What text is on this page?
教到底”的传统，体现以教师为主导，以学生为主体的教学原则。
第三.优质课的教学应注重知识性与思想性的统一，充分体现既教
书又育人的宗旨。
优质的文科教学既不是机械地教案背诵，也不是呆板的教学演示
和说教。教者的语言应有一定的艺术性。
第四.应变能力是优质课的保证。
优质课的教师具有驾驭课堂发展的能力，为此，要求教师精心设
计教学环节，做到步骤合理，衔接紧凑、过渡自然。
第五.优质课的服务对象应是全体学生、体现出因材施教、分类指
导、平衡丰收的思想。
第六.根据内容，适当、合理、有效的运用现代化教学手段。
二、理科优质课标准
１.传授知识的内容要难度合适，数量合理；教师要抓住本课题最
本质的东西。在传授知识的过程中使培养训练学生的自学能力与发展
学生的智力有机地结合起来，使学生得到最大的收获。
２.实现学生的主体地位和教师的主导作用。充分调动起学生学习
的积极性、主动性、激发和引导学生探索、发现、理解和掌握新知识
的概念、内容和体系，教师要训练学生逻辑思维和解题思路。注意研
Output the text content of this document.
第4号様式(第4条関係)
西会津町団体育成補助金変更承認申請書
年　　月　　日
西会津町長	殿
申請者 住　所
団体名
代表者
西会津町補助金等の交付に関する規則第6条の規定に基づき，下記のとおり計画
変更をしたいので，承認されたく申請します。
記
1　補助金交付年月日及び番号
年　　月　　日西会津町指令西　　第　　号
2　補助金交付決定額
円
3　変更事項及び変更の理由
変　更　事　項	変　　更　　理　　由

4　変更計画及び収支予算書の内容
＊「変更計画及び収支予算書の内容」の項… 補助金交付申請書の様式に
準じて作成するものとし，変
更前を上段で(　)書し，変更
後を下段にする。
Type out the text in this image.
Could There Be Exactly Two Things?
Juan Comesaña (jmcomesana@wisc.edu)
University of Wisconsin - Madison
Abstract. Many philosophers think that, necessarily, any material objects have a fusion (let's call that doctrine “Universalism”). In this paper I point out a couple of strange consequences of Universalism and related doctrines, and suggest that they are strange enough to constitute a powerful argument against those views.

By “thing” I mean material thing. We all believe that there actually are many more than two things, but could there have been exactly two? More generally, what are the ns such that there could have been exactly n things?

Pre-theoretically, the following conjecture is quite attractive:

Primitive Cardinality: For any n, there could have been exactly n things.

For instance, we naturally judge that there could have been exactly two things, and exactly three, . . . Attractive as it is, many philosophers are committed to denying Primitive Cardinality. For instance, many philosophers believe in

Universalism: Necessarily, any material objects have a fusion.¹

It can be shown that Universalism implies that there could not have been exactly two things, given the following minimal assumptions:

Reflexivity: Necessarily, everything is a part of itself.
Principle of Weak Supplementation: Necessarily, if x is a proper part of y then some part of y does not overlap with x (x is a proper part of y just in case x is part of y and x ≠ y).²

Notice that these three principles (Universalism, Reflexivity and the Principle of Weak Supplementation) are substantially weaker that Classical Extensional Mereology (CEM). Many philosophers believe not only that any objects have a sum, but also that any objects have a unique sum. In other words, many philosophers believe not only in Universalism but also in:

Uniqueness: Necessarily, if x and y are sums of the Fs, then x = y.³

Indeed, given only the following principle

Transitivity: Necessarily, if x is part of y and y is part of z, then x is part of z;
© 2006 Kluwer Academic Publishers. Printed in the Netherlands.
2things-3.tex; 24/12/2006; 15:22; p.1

———

### Task objective
Give only the number of lines in the data that hold the string "then".

### Exercise response
3